ディオールディオールからのお知らせがあります

タンドゥル プアゾン

[香水・フレグランス(レディース・ウィメンズ)]

税込価格:- (生産終了)発売日:-

5購入品

2018/2/4 01:06:12

「なぜディオールはこの香水を廃盤にしたのか?」ここ何年も、世界中で常にそんな声が囁かれている。数ある廃盤香水の中でも、特に再販が強く望まれている作品、それがディオールのタンドゥル・プワゾンだ。

「優しい毒」。そう名付けられた2作目のプワゾンは、元祖プワゾンの驚異の大ヒットから9年後、1994年にリリースされた。日本ではバブルもすでに終わりが見え始めていた頃。正確な資料はないけれど、2002年くらいにはすでに生産が終了していたようだ。前作にはなじめなかったものの、この作品は好きだという新たなファンも獲得した香りだけに、懐かしさと稀少性から、保存状態のよい中古品を躍起になって探している方が多い作品としても有名だ。

そんなタンドゥル・プワゾンはどんな香りかというと。

ベロニク・モノがデザインした毒リンゴを思わせるボトルから、透明キャップを外してスプレーする。付けた瞬間、白い濃厚なフローラルが一気に花開く。誘惑するようなチュベローズ、そしてちょっと冷たい雰囲気のフリージアの香りが感じられる。グレのカボティーヌやアニエスbの旧ルベーのトップを彷彿させる白いフローラルの爆発だ。そしてすぐに背後からグリーンノートがスッキリと広がってきて、確かにクリアーな黄緑ボトルのイメージにかぶさる。

やがて、チュベローズの濃厚なセンシュアルとフリージアの背後に、どこか不思議な苦みが感じられてくる。ガルバナムではない。調べてみると、わずかに使用されているアサフェティダと呼ばれる樹脂様のスパイスのようだ。これは通常では腐ったニンニクやドリアンのような悪臭を放つが、加熱することでオニオン様の匂いに変化するという。そのわずかな「異臭」を効かせることで、グリーン&フローラルの小ぎれいなフェミニンさに、どこか不穏なテイストを醸し出しているよう。インドールっぽいように感じるのはこのスパイスではないかと思う。

トップで濃厚に花々が香り立つせいか。ミドルはどちらかというと、グリーンなさっぱりした香りが前面に出て、その背後にチュベローズ&フリージアが漂っている感じで流れていく。何度も鼻を近づけていると、確実に鼻が利かなくなる強烈な強さ。このへんは、オリジナルのプワゾンゆずり。どうしてどうして優しくはない。

それでも、甘くて暗い闇の世界へ誘うような元祖プワゾンに比べれば、これはまるで正反対。さながら昼に用いる対の香り。たぶんそういう位置づけなのだろう。2作目として発売された黄緑のタンドゥル・プワゾンはデイタイムに、そしてアフター5には濃厚な紫の毒を用いるというような。発売当時はそんなコンセプトだったのではないだろうか。

#### [データ欄]
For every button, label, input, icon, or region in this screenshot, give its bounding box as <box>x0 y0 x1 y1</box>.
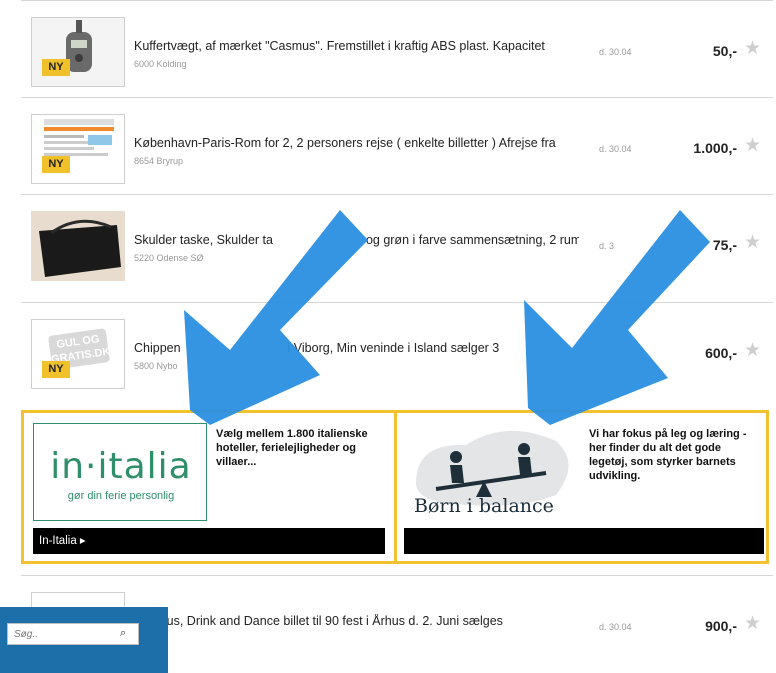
listing-price: 600,- <box>705 345 737 361</box>
favorite-star-icon[interactable]: ★ <box>744 39 761 58</box>
listing-location: 6000 Kolding <box>134 59 187 69</box>
listing-price: 75,- <box>712 237 737 253</box>
listing-title-end: i Viborg, Min veninde i Island sælger 3 <box>287 341 500 355</box>
listing-thumbnail[interactable]: NY <box>31 17 125 87</box>
luggage-scale-image <box>32 18 124 86</box>
listing-title-start: Skulder taske, Skulder ta <box>134 233 273 247</box>
ad-description: Vælg mellem 1.800 italienske hoteller, f… <box>216 428 368 468</box>
ad-description: Vi har fokus på leg og læring - her find… <box>589 428 747 482</box>
listing-thumbnail[interactable]: NY <box>31 114 125 184</box>
favorite-star-icon[interactable]: ★ <box>744 136 761 155</box>
listing-title-start: Chippen <box>134 341 181 355</box>
listing-date: d. 30.04 <box>599 144 632 154</box>
listing-title[interactable]: t i Århus, Drink and Dance billet til 90… <box>134 614 579 628</box>
listing-title[interactable]: Kuffertvægt, af mærket "Casmus". Fremsti… <box>134 39 579 53</box>
listing-thumbnail[interactable]: GUL OG GRATIS.DK NY <box>31 319 125 389</box>
listing-row[interactable]: GUL OG GRATIS.DK NY Chippen i Viborg, Mi… <box>21 302 773 399</box>
listing-price: 50,- <box>712 43 737 59</box>
new-badge: NY <box>42 156 70 173</box>
born-i-balance-logo[interactable]: Børn i balance <box>406 423 580 521</box>
listing-title-end: og grøn i farve sammensætning, 2 rum <box>365 233 579 247</box>
search-panel: ⌕ <box>0 607 168 673</box>
listing-row[interactable]: Skulder taske, Skulder ta og grøn i farv… <box>21 194 773 291</box>
listing-location: 5800 Nybo <box>134 361 178 371</box>
listing-date: d. 30.04 <box>599 622 632 632</box>
shoulder-bag-image <box>31 211 125 281</box>
in-italia-logo[interactable]: in·italia gør din ferie personlig <box>33 423 207 521</box>
listing-date: d. 30.04 <box>599 47 632 57</box>
new-badge: NY <box>42 59 70 76</box>
listing-thumbnail[interactable] <box>31 211 125 281</box>
listing-location: 5220 Odense SØ <box>134 253 204 263</box>
favorite-star-icon[interactable]: ★ <box>744 341 761 360</box>
listing-title[interactable]: København-Paris-Rom for 2, 2 personers r… <box>134 136 579 150</box>
listing-price: 1.000,- <box>693 140 737 156</box>
favorite-star-icon[interactable]: ★ <box>744 233 761 252</box>
listing-row[interactable]: NY København-Paris-Rom for 2, 2 personer… <box>21 97 773 194</box>
ad-block: in·italia gør din ferie personlig Vælg m… <box>21 410 769 564</box>
new-badge: NY <box>42 361 70 378</box>
listing-title[interactable]: Skulder taske, Skulder ta og grøn i farv… <box>134 233 579 247</box>
ad-divider <box>394 413 397 561</box>
ticket-document-image <box>32 115 124 183</box>
favorite-star-icon[interactable]: ★ <box>744 614 761 633</box>
search-icon[interactable]: ⌕ <box>120 627 126 640</box>
listing-location: 8654 Bryrup <box>134 156 184 166</box>
listing-price: 900,- <box>705 618 737 634</box>
ad-link-in-italia[interactable]: In-Italia ▸ <box>33 528 385 554</box>
listing-title[interactable]: Chippen i Viborg, Min veninde i Island s… <box>134 341 579 355</box>
ad-link-born-i-balance[interactable] <box>404 528 764 554</box>
listing-date: d. 3 <box>599 241 615 251</box>
listing-row[interactable]: NY Kuffertvægt, af mærket "Casmus". Frem… <box>21 0 773 97</box>
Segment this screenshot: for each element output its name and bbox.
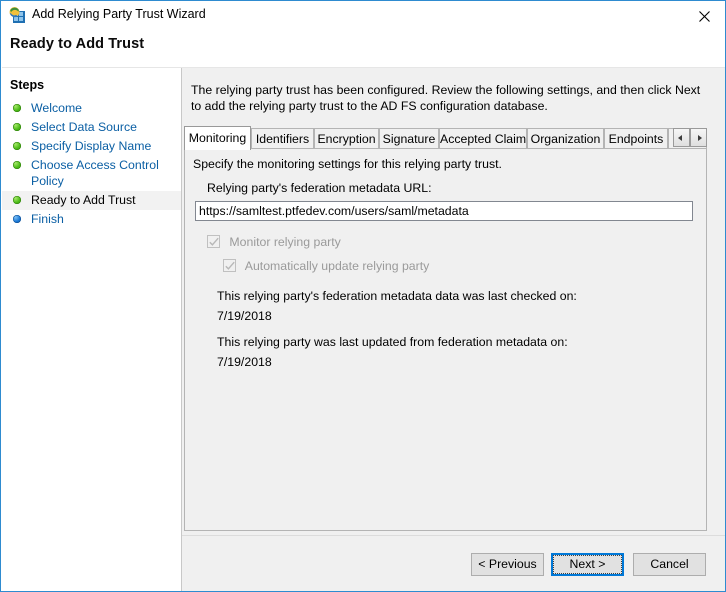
checkmark-icon [223, 259, 236, 272]
checkbox-label: Monitor relying party [229, 235, 341, 249]
monitor-relying-party-checkbox[interactable]: Monitor relying party [207, 235, 341, 249]
checkmark-icon [207, 235, 220, 248]
sidebar-item-ready-to-add-trust[interactable]: Ready to Add Trust [2, 191, 181, 210]
wizard-window: Add Relying Party Trust Wizard Ready to … [0, 0, 726, 592]
close-icon[interactable] [682, 1, 725, 29]
auto-update-relying-party-checkbox[interactable]: Automatically update relying party [223, 259, 429, 273]
triangle-right-icon[interactable] [690, 128, 707, 147]
sidebar-item-label: Select Data Source [31, 120, 137, 134]
cancel-button[interactable]: Cancel [633, 553, 706, 576]
last-updated-label: This relying party was last updated from… [217, 335, 568, 349]
step-bullet-icon [13, 161, 21, 169]
last-checked-value: 7/19/2018 [217, 309, 272, 323]
last-updated-value: 7/19/2018 [217, 355, 272, 369]
sidebar-item-label: Finish [31, 212, 64, 226]
steps-heading: Steps [10, 78, 45, 92]
next-button[interactable]: Next > [551, 553, 624, 576]
step-bullet-icon [13, 104, 21, 112]
sidebar-item-label: Specify Display Name [31, 139, 152, 153]
sidebar-item-choose-access-control-policy[interactable]: Choose Access Control Policy [2, 156, 181, 191]
monitoring-tab-panel: Specify the monitoring settings for this… [184, 148, 707, 531]
metadata-url-label: Relying party's federation metadata URL: [207, 181, 432, 195]
page-title: Ready to Add Trust [10, 36, 145, 52]
previous-button[interactable]: < Previous [471, 553, 544, 576]
metadata-url-input[interactable] [195, 201, 693, 221]
step-bullet-icon [13, 215, 21, 223]
sidebar-item-welcome[interactable]: Welcome [2, 99, 181, 118]
monitoring-instruction: Specify the monitoring settings for this… [193, 157, 502, 171]
step-bullet-icon [13, 123, 21, 131]
sidebar-item-label: Welcome [31, 101, 83, 115]
checkbox-label: Automatically update relying party [244, 259, 430, 273]
tab-accepted-claims[interactable]: Accepted Claims [439, 128, 527, 149]
last-checked-label: This relying party's federation metadata… [217, 289, 577, 303]
adfs-wizard-icon [9, 7, 25, 23]
step-bullet-icon [13, 196, 21, 204]
next-button-label: Next > [569, 557, 606, 571]
sidebar-item-specify-display-name[interactable]: Specify Display Name [2, 137, 181, 156]
window-title: Add Relying Party Trust Wizard [32, 7, 206, 21]
tab-organization[interactable]: Organization [527, 128, 604, 149]
page-header: Ready to Add Trust [2, 30, 725, 66]
tab-endpoints[interactable]: Endpoints [604, 128, 668, 149]
footer-bar: < Previous Next > Cancel [182, 536, 725, 591]
triangle-left-icon[interactable] [673, 128, 690, 147]
tab-scroll-buttons [673, 128, 707, 147]
settings-tab-control: Monitoring Identifiers Encryption Signat… [184, 126, 707, 531]
tab-identifiers[interactable]: Identifiers [251, 128, 314, 149]
tab-encryption[interactable]: Encryption [314, 128, 379, 149]
sidebar-item-label: Ready to Add Trust [31, 193, 136, 207]
tab-strip: Monitoring Identifiers Encryption Signat… [184, 126, 707, 150]
steps-list: Welcome Select Data Source Specify Displ… [2, 99, 181, 229]
main-panel: The relying party trust has been configu… [182, 68, 725, 591]
intro-text: The relying party trust has been configu… [191, 83, 701, 113]
sidebar-item-finish[interactable]: Finish [2, 210, 181, 229]
sidebar-item-select-data-source[interactable]: Select Data Source [2, 118, 181, 137]
title-bar: Add Relying Party Trust Wizard [1, 1, 725, 30]
tab-signature[interactable]: Signature [379, 128, 439, 149]
step-bullet-icon [13, 142, 21, 150]
steps-sidebar: Steps Welcome Select Data Source Specify… [2, 68, 182, 591]
sidebar-item-label: Choose Access Control Policy [31, 158, 159, 188]
tab-monitoring[interactable]: Monitoring [184, 126, 251, 150]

#### [取り組む作業]
1 > 本文抜粋によると、タンドゥル・プワゾンは何年に発売されましたか。
2 > 本文抜粋のうち、「そんなタンドゥル・プワゾンはどんな香りかというと。」から「ボトルのイメージにかぶさる。」までの箇所を一字一句違えずに書き写してください。

#### [解答]
1 > 1994年に発売されました。

2 >
そんなタンドゥル・プワゾンはどんな香りかというと。

ベロニク・モノがデザインした毒リンゴを思わせるボトルから、透明キャップを外してスプレーする。付けた瞬間、白い濃厚なフローラルが一気に花開く。誘惑するようなチュベローズ、そしてちょっと冷たい雰囲気のフリージアの香りが感じられる。グレのカボティーヌやアニエスbの旧ルベーのトップを彷彿させる白いフローラルの爆発だ。そしてすぐに背後からグリーンノートがスッキリと広がってきて、確かにクリアーな黄緑ボトルのイメージにかぶさる。